** Start of GIVEN ENTRIES **

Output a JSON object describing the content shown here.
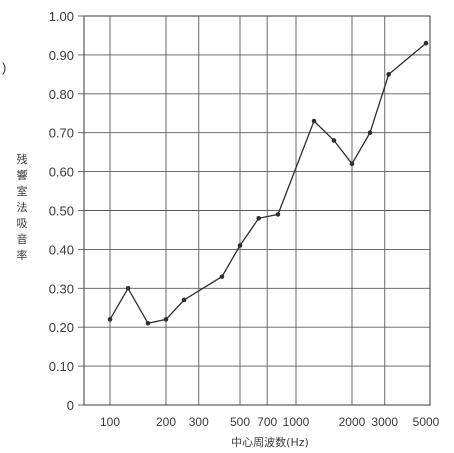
{
  "chart_data": {
    "type": "line",
    "title": "",
    "xlabel": "中心周波数(Hz)",
    "ylabel": "残響室法吸音率",
    "x_scale": "log",
    "xlim": [
      80,
      5000
    ],
    "ylim": [
      0,
      1.0
    ],
    "grid": true,
    "legend": "none",
    "y_ticks": [
      {
        "value": 0,
        "label": "0"
      },
      {
        "value": 0.1,
        "label": "0.10"
      },
      {
        "value": 0.2,
        "label": "0.20"
      },
      {
        "value": 0.3,
        "label": "0.30"
      },
      {
        "value": 0.4,
        "label": "0.40"
      },
      {
        "value": 0.5,
        "label": "0.50"
      },
      {
        "value": 0.6,
        "label": "0.60"
      },
      {
        "value": 0.7,
        "label": "0.70"
      },
      {
        "value": 0.8,
        "label": "0.80"
      },
      {
        "value": 0.9,
        "label": "0.90"
      },
      {
        "value": 1.0,
        "label": "1.00"
      }
    ],
    "x_gridlines": [
      100,
      200,
      300,
      500,
      700,
      1000,
      2000,
      3000
    ],
    "x_ticks": [
      {
        "value": 100,
        "label": "100"
      },
      {
        "value": 200,
        "label": "200"
      },
      {
        "value": 300,
        "label": "300"
      },
      {
        "value": 500,
        "label": "500"
      },
      {
        "value": 700,
        "label": "700"
      },
      {
        "value": 1000,
        "label": "1000"
      },
      {
        "value": 2000,
        "label": "2000"
      },
      {
        "value": 3000,
        "label": "3000"
      },
      {
        "value": 5000,
        "label": "5000"
      }
    ],
    "series": [
      {
        "x": [
          100,
          125,
          160,
          200,
          250,
          400,
          500,
          630,
          800,
          1250,
          1600,
          2000,
          2500,
          3150,
          5000
        ],
        "values": [
          0.22,
          0.3,
          0.21,
          0.22,
          0.27,
          0.33,
          0.41,
          0.48,
          0.49,
          0.73,
          0.68,
          0.62,
          0.7,
          0.85,
          0.93
        ]
      }
    ]
  },
  "stray_mark": ")"
}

** End of GIVEN ENTRIES **

**AIM OF THE TASK:** Output an exact copy of the material, with the pictures removed.

**FULL RESPONSE:**
Output a JSON object describing the content shown here.
{
  "chart_data": {
    "type": "line",
    "title": "",
    "xlabel": "中心周波数(Hz)",
    "ylabel": "残響室法吸音率",
    "x_scale": "log",
    "xlim": [
      80,
      5000
    ],
    "ylim": [
      0,
      1.0
    ],
    "grid": true,
    "legend": "none",
    "y_ticks": [
      {
        "value": 0,
        "label": "0"
      },
      {
        "value": 0.1,
        "label": "0.10"
      },
      {
        "value": 0.2,
        "label": "0.20"
      },
      {
        "value": 0.3,
        "label": "0.30"
      },
      {
        "value": 0.4,
        "label": "0.40"
      },
      {
        "value": 0.5,
        "label": "0.50"
      },
      {
        "value": 0.6,
        "label": "0.60"
      },
      {
        "value": 0.7,
        "label": "0.70"
      },
      {
        "value": 0.8,
        "label": "0.80"
      },
      {
        "value": 0.9,
        "label": "0.90"
      },
      {
        "value": 1.0,
        "label": "1.00"
      }
    ],
    "x_gridlines": [
      100,
      200,
      300,
      500,
      700,
      1000,
      2000,
      3000
    ],
    "x_ticks": [
      {
        "value": 100,
        "label": "100"
      },
      {
        "value": 200,
        "label": "200"
      },
      {
        "value": 300,
        "label": "300"
      },
      {
        "value": 500,
        "label": "500"
      },
      {
        "value": 700,
        "label": "700"
      },
      {
        "value": 1000,
        "label": "1000"
      },
      {
        "value": 2000,
        "label": "2000"
      },
      {
        "value": 3000,
        "label": "3000"
      },
      {
        "value": 5000,
        "label": "5000"
      }
    ],
    "series": [
      {
        "x": [
          100,
          125,
          160,
          200,
          250,
          400,
          500,
          630,
          800,
          1250,
          1600,
          2000,
          2500,
          3150,
          5000
        ],
        "values": [
          0.22,
          0.3,
          0.21,
          0.22,
          0.27,
          0.33,
          0.41,
          0.48,
          0.49,
          0.73,
          0.68,
          0.62,
          0.7,
          0.85,
          0.93
        ]
      }
    ]
  },
  "stray_mark": ")"
}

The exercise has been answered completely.